REQUEST: Write out the material again exactly, please, and omit the pictures.

Figure record listings:

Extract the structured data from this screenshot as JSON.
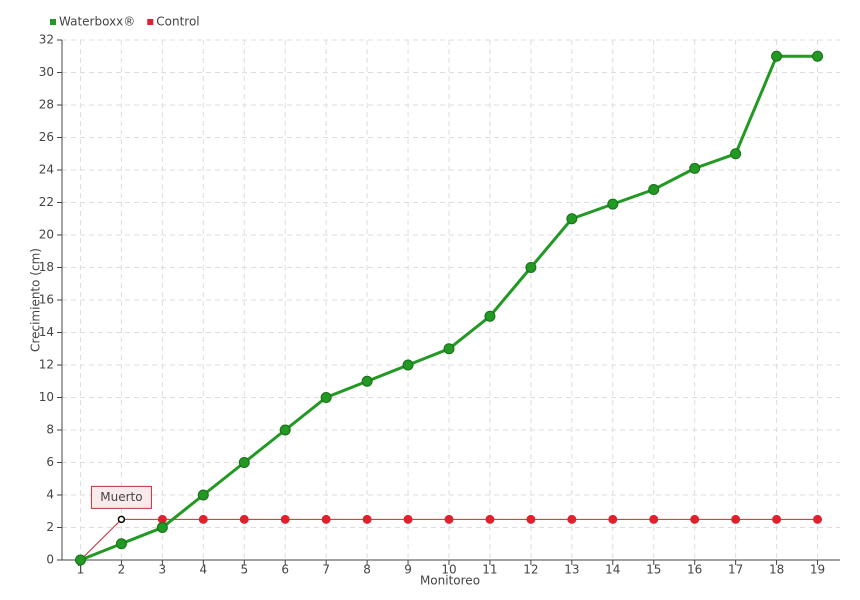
{
  "chart_data": {
    "type": "line",
    "x_label": "Monitoreo",
    "y_label": "Crecimiento (cm)",
    "categories": [
      "1",
      "2",
      "3",
      "4",
      "5",
      "6",
      "7",
      "8",
      "9",
      "10",
      "11",
      "12",
      "13",
      "14",
      "15",
      "16",
      "17",
      "18",
      "19"
    ],
    "series": [
      {
        "name": "Waterboxx®",
        "color": "#229922",
        "values": [
          0,
          1,
          2,
          4,
          6,
          8,
          10,
          11,
          12,
          13,
          15,
          18,
          21,
          21.9,
          22.8,
          24.1,
          25,
          31,
          31
        ]
      },
      {
        "name": "Control",
        "color": "#e0202c",
        "values": [
          0,
          2.5,
          2.5,
          2.5,
          2.5,
          2.5,
          2.5,
          2.5,
          2.5,
          2.5,
          2.5,
          2.5,
          2.5,
          2.5,
          2.5,
          2.5,
          2.5,
          2.5,
          2.5
        ]
      }
    ],
    "annotations": [
      {
        "text": "Muerto",
        "series": "Control",
        "category": "2"
      }
    ],
    "ylim": [
      0,
      32
    ],
    "yticks": [
      0,
      2,
      4,
      6,
      8,
      10,
      12,
      14,
      16,
      18,
      20,
      22,
      24,
      26,
      28,
      30,
      32
    ],
    "grid": true,
    "legend": "top-left"
  }
}
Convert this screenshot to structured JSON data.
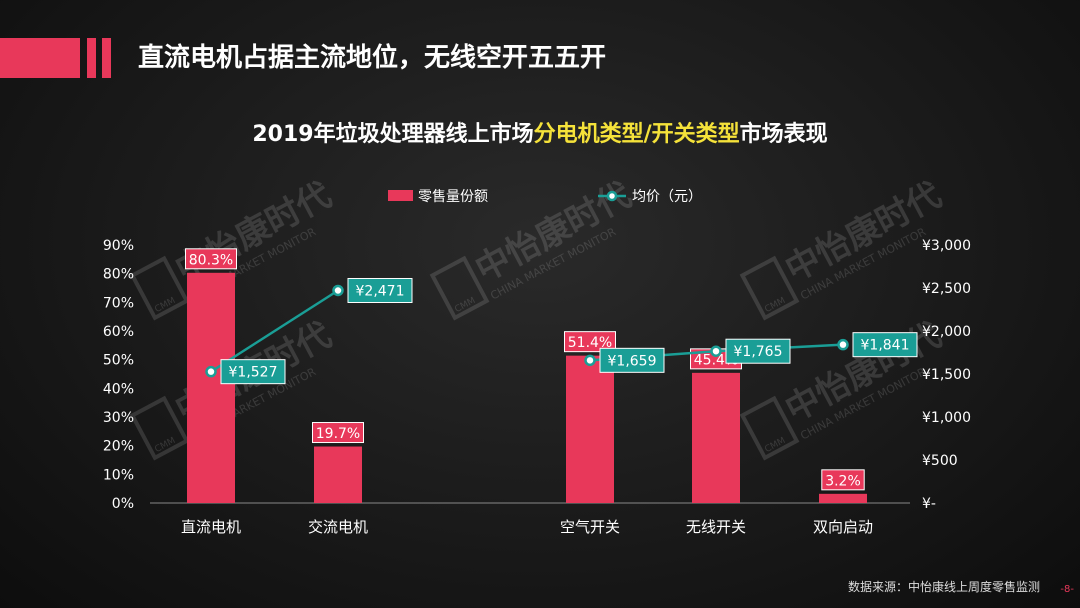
{
  "page": {
    "title": "直流电机占据主流地位，无线空开五五开",
    "source": "数据来源：中怡康线上周度零售监测",
    "page_number": "-8-"
  },
  "watermark": {
    "text": "中怡康时代",
    "sub": "CHINA MARKET MONITOR",
    "logo": "CMM"
  },
  "colors": {
    "bar": "#e8385a",
    "line": "#1a9e96",
    "highlight": "#f5e23a"
  },
  "chart_data": {
    "type": "bar",
    "title_parts": [
      {
        "text": "2019年垃圾处理器线上市场",
        "highlight": false
      },
      {
        "text": "分电机类型/开关类型",
        "highlight": true
      },
      {
        "text": "市场表现",
        "highlight": false
      }
    ],
    "categories": [
      "直流电机",
      "交流电机",
      "",
      "空气开关",
      "无线开关",
      "双向启动"
    ],
    "series": [
      {
        "name": "零售量份额",
        "type": "bar",
        "axis": "left",
        "values": [
          80.3,
          19.7,
          null,
          51.4,
          45.4,
          3.2
        ],
        "labels": [
          "80.3%",
          "19.7%",
          "",
          "51.4%",
          "45.4%",
          "3.2%"
        ]
      },
      {
        "name": "均价（元）",
        "type": "line",
        "axis": "right",
        "segments": [
          {
            "points": [
              [
                0,
                1527
              ],
              [
                1,
                2471
              ]
            ],
            "labels": [
              "¥1,527",
              "¥2,471"
            ]
          },
          {
            "points": [
              [
                3,
                1659
              ],
              [
                4,
                1765
              ],
              [
                5,
                1841
              ]
            ],
            "labels": [
              "¥1,659",
              "¥1,765",
              "¥1,841"
            ]
          }
        ]
      }
    ],
    "y_left": {
      "min": 0,
      "max": 90,
      "ticks": [
        "0%",
        "10%",
        "20%",
        "30%",
        "40%",
        "50%",
        "60%",
        "70%",
        "80%",
        "90%"
      ]
    },
    "y_right": {
      "min": 0,
      "max": 3000,
      "ticks": [
        "¥-",
        "¥500",
        "¥1,000",
        "¥1,500",
        "¥2,000",
        "¥2,500",
        "¥3,000"
      ]
    },
    "legend_position": "top-center",
    "grid": false
  }
}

SOLUTION TO THE PROBLEM:
Extract the structured data from this screenshot as JSON.
{
  "chart_data": {
    "type": "line",
    "x_label": "Monitoreo",
    "y_label": "Crecimiento (cm)",
    "categories": [
      "1",
      "2",
      "3",
      "4",
      "5",
      "6",
      "7",
      "8",
      "9",
      "10",
      "11",
      "12",
      "13",
      "14",
      "15",
      "16",
      "17",
      "18",
      "19"
    ],
    "series": [
      {
        "name": "Waterboxx®",
        "color": "#229922",
        "values": [
          0,
          1,
          2,
          4,
          6,
          8,
          10,
          11,
          12,
          13,
          15,
          18,
          21,
          21.9,
          22.8,
          24.1,
          25,
          31,
          31
        ]
      },
      {
        "name": "Control",
        "color": "#e0202c",
        "values": [
          0,
          2.5,
          2.5,
          2.5,
          2.5,
          2.5,
          2.5,
          2.5,
          2.5,
          2.5,
          2.5,
          2.5,
          2.5,
          2.5,
          2.5,
          2.5,
          2.5,
          2.5,
          2.5
        ]
      }
    ],
    "annotations": [
      {
        "text": "Muerto",
        "series": "Control",
        "category": "2"
      }
    ],
    "ylim": [
      0,
      32
    ],
    "yticks": [
      0,
      2,
      4,
      6,
      8,
      10,
      12,
      14,
      16,
      18,
      20,
      22,
      24,
      26,
      28,
      30,
      32
    ],
    "grid": true,
    "legend": "top-left"
  }
}
Convert this screenshot to structured JSON data.
{
  "page": {
    "title": "直流电机占据主流地位，无线空开五五开",
    "source": "数据来源：中怡康线上周度零售监测",
    "page_number": "-8-"
  },
  "watermark": {
    "text": "中怡康时代",
    "sub": "CHINA MARKET MONITOR",
    "logo": "CMM"
  },
  "colors": {
    "bar": "#e8385a",
    "line": "#1a9e96",
    "highlight": "#f5e23a"
  },
  "chart_data": {
    "type": "bar",
    "title_parts": [
      {
        "text": "2019年垃圾处理器线上市场",
        "highlight": false
      },
      {
        "text": "分电机类型/开关类型",
        "highlight": true
      },
      {
        "text": "市场表现",
        "highlight": false
      }
    ],
    "categories": [
      "直流电机",
      "交流电机",
      "",
      "空气开关",
      "无线开关",
      "双向启动"
    ],
    "series": [
      {
        "name": "零售量份额",
        "type": "bar",
        "axis": "left",
        "values": [
          80.3,
          19.7,
          null,
          51.4,
          45.4,
          3.2
        ],
        "labels": [
          "80.3%",
          "19.7%",
          "",
          "51.4%",
          "45.4%",
          "3.2%"
        ]
      },
      {
        "name": "均价（元）",
        "type": "line",
        "axis": "right",
        "segments": [
          {
            "points": [
              [
                0,
                1527
              ],
              [
                1,
                2471
              ]
            ],
            "labels": [
              "¥1,527",
              "¥2,471"
            ]
          },
          {
            "points": [
              [
                3,
                1659
              ],
              [
                4,
                1765
              ],
              [
                5,
                1841
              ]
            ],
            "labels": [
              "¥1,659",
              "¥1,765",
              "¥1,841"
            ]
          }
        ]
      }
    ],
    "y_left": {
      "min": 0,
      "max": 90,
      "ticks": [
        "0%",
        "10%",
        "20%",
        "30%",
        "40%",
        "50%",
        "60%",
        "70%",
        "80%",
        "90%"
      ]
    },
    "y_right": {
      "min": 0,
      "max": 3000,
      "ticks": [
        "¥-",
        "¥500",
        "¥1,000",
        "¥1,500",
        "¥2,000",
        "¥2,500",
        "¥3,000"
      ]
    },
    "legend_position": "top-center",
    "grid": false
  }
}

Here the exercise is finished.